» **The task**:
Retype each record below word for word. Leave the pictures out.
──────────
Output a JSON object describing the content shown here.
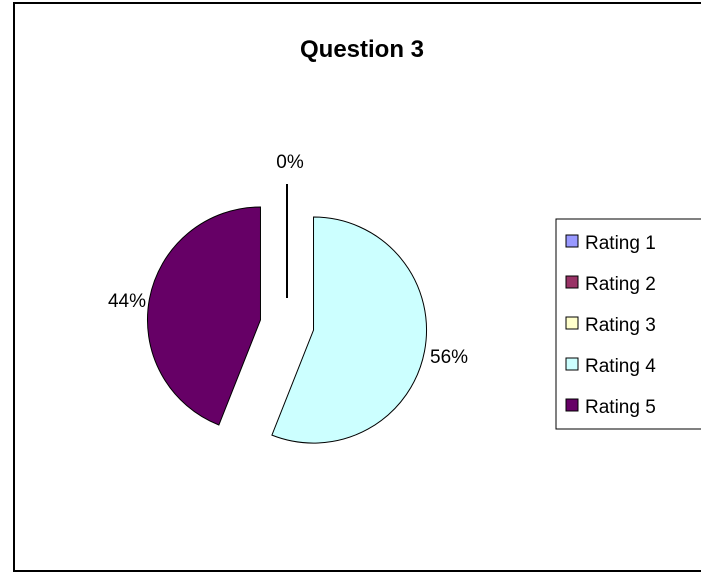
{
  "chart_data": {
    "type": "pie",
    "title": "Question 3",
    "categories": [
      "Rating 1",
      "Rating 2",
      "Rating 3",
      "Rating 4",
      "Rating 5"
    ],
    "values": [
      0,
      0,
      0,
      56,
      44
    ],
    "labels": [
      "0%",
      "0%",
      "0%",
      "56%",
      "44%"
    ],
    "shown_labels": [
      "0%",
      "56%",
      "44%"
    ],
    "colors": [
      "#9999FF",
      "#993366",
      "#FFFFCC",
      "#CCFFFF",
      "#660066"
    ],
    "legend_position": "right",
    "exploded": true
  }
}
──────────
» **Answer to this exercise**:
Output a JSON object describing the content shown here.
{
  "chart_data": {
    "type": "pie",
    "title": "Question 3",
    "categories": [
      "Rating 1",
      "Rating 2",
      "Rating 3",
      "Rating 4",
      "Rating 5"
    ],
    "values": [
      0,
      0,
      0,
      56,
      44
    ],
    "labels": [
      "0%",
      "0%",
      "0%",
      "56%",
      "44%"
    ],
    "shown_labels": [
      "0%",
      "56%",
      "44%"
    ],
    "colors": [
      "#9999FF",
      "#993366",
      "#FFFFCC",
      "#CCFFFF",
      "#660066"
    ],
    "legend_position": "right",
    "exploded": true
  }
}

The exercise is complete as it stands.